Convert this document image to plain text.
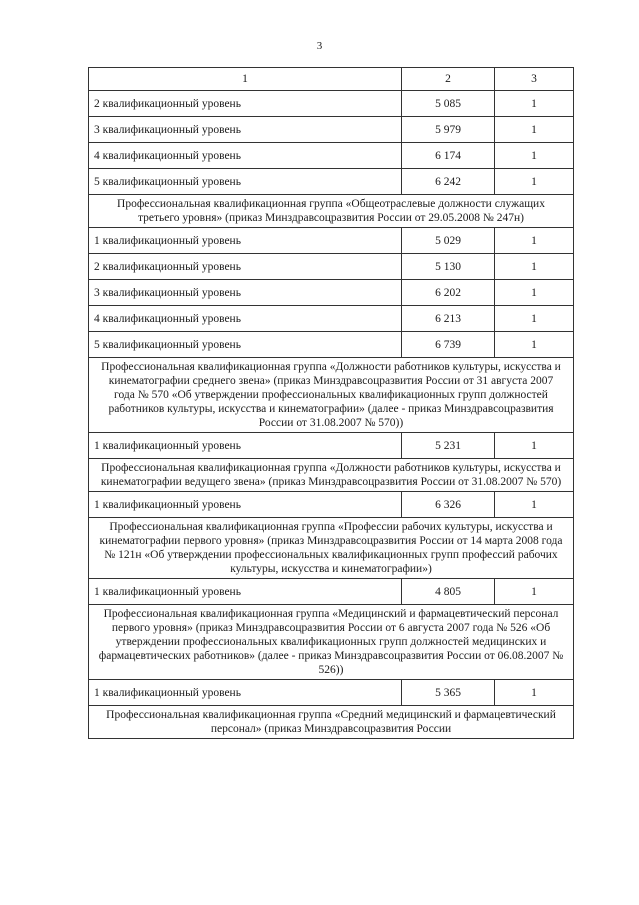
3
1	2	3
2 квалификационный уровень	5 085	1
3 квалификационный уровень	5 979	1
4 квалификационный уровень	6 174	1
5 квалификационный уровень	6 242	1
Профессиональная квалификационная группа «Общеотраслевые должности служащих третьего уровня» (приказ Минздравсоцразвития России от 29.05.2008 № 247н)		
1 квалификационный уровень	5 029	1
2 квалификационный уровень	5 130	1
3 квалификационный уровень	6 202	1
4 квалификационный уровень	6 213	1
5 квалификационный уровень	6 739	1
Профессиональная квалификационная группа «Должности работников культуры, искусства и кинематографии среднего звена» (приказ Минздравсоцразвития России от 31 августа 2007 года № 570 «Об утверждении профессиональных квалификационных групп должностей работников культуры, искусства и кинематографии» (далее - приказ Минздравсоцразвития России от 31.08.2007 № 570))		
1 квалификационный уровень	5 231	1
Профессиональная квалификационная группа «Должности работников культуры, искусства и кинематографии ведущего звена» (приказ Минздравсоцразвития России от 31.08.2007 № 570)		
1 квалификационный уровень	6 326	1
Профессиональная квалификационная группа «Профессии рабочих культуры, искусства и кинематографии первого уровня» (приказ Минздравсоцразвития России от 14 марта 2008 года № 121н «Об утверждении профессиональных квалификационных групп профессий рабочих культуры, искусства и кинематографии»)		
1 квалификационный уровень	4 805	1
Профессиональная квалификационная группа «Медицинский и фармацевтический персонал первого уровня» (приказ Минздравсоцразвития России от 6 августа 2007 года № 526 «Об утверждении профессиональных квалификационных групп должностей медицинских и фармацевтических работников» (далее - приказ Минздравсоцразвития России от 06.08.2007 № 526))		
1 квалификационный уровень	5 365	1
Профессиональная квалификационная группа «Средний медицинский и фармацевтический персонал» (приказ Минздравсоцразвития России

####

What to work on
Print each of the records above exactly as written, leaving no picture in the copy.

Answer to the problem
Convert this document image to plain text.
3
1	2	3
2 квалификационный уровень	5 085	1
3 квалификационный уровень	5 979	1
4 квалификационный уровень	6 174	1
5 квалификационный уровень	6 242	1
Профессиональная квалификационная группа «Общеотраслевые должности служащих третьего уровня» (приказ Минздравсоцразвития России от 29.05.2008 № 247н)		
1 квалификационный уровень	5 029	1
2 квалификационный уровень	5 130	1
3 квалификационный уровень	6 202	1
4 квалификационный уровень	6 213	1
5 квалификационный уровень	6 739	1
Профессиональная квалификационная группа «Должности работников культуры, искусства и кинематографии среднего звена» (приказ Минздравсоцразвития России от 31 августа 2007 года № 570 «Об утверждении профессиональных квалификационных групп должностей работников культуры, искусства и кинематографии» (далее - приказ Минздравсоцразвития России от 31.08.2007 № 570))		
1 квалификационный уровень	5 231	1
Профессиональная квалификационная группа «Должности работников культуры, искусства и кинематографии ведущего звена» (приказ Минздравсоцразвития России от 31.08.2007 № 570)		
1 квалификационный уровень	6 326	1
Профессиональная квалификационная группа «Профессии рабочих культуры, искусства и кинематографии первого уровня» (приказ Минздравсоцразвития России от 14 марта 2008 года № 121н «Об утверждении профессиональных квалификационных групп профессий рабочих культуры, искусства и кинематографии»)		
1 квалификационный уровень	4 805	1
Профессиональная квалификационная группа «Медицинский и фармацевтический персонал первого уровня» (приказ Минздравсоцразвития России от 6 августа 2007 года № 526 «Об утверждении профессиональных квалификационных групп должностей медицинских и фармацевтических работников» (далее - приказ Минздравсоцразвития России от 06.08.2007 № 526))		
1 квалификационный уровень	5 365	1
Профессиональная квалификационная группа «Средний медицинский и фармацевтический персонал» (приказ Минздравсоцразвития России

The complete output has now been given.